▶ Stored records:
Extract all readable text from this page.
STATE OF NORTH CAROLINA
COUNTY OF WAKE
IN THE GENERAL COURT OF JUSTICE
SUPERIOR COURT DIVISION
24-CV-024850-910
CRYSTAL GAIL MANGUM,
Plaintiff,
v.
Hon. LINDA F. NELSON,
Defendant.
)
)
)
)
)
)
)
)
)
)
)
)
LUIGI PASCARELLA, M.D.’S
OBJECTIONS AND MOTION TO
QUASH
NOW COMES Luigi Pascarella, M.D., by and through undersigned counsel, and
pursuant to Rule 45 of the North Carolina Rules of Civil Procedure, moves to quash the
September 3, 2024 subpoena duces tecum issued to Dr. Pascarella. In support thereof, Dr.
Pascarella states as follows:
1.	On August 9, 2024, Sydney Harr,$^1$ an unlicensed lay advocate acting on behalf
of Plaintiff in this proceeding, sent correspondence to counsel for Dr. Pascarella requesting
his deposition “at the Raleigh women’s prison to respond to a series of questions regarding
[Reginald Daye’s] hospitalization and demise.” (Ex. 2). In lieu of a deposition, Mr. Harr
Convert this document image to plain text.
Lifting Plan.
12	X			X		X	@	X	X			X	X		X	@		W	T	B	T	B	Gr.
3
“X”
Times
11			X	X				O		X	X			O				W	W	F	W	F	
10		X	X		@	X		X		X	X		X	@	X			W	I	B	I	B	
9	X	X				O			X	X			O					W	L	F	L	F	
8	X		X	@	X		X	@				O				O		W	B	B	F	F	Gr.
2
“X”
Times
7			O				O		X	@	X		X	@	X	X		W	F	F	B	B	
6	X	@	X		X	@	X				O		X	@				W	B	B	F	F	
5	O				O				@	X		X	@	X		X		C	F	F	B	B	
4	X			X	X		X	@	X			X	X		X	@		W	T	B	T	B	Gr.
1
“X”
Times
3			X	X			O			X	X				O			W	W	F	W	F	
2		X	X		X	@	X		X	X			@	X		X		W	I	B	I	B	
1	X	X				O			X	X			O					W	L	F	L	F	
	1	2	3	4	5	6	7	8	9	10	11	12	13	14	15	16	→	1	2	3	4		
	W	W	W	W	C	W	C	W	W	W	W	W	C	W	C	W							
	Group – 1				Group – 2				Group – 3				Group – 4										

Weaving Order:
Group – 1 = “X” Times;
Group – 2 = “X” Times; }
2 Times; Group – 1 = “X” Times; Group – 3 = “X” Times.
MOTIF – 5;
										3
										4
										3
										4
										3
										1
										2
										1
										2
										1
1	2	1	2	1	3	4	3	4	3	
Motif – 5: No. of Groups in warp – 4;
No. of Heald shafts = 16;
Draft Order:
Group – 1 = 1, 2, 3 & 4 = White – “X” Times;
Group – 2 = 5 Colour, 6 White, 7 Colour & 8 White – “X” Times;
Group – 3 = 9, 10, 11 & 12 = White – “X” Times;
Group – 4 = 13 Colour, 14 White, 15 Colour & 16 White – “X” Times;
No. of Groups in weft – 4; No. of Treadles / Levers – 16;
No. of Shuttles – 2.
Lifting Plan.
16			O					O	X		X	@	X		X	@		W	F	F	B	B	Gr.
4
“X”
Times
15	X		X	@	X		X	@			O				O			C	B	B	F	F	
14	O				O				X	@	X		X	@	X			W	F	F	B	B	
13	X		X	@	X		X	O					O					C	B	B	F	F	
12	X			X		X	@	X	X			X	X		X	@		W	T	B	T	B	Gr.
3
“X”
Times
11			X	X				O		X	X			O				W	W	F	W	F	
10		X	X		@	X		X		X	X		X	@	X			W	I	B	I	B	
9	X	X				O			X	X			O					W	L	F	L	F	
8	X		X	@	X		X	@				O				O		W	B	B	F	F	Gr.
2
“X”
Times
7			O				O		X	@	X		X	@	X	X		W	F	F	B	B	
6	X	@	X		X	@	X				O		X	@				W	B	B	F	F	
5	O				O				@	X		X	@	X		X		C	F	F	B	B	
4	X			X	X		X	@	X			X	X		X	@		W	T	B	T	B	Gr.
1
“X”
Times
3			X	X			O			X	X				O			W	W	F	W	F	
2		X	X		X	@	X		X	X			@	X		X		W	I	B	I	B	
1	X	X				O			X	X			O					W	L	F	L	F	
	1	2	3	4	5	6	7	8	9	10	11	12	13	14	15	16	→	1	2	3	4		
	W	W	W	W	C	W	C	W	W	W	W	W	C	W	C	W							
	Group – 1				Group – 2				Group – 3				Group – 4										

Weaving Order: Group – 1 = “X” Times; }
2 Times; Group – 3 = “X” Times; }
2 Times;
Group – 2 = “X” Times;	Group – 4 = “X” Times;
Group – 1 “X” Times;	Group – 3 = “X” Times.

▶ What is expected: Write only the number of lines that include "Weaving".

▶ The completed task: 2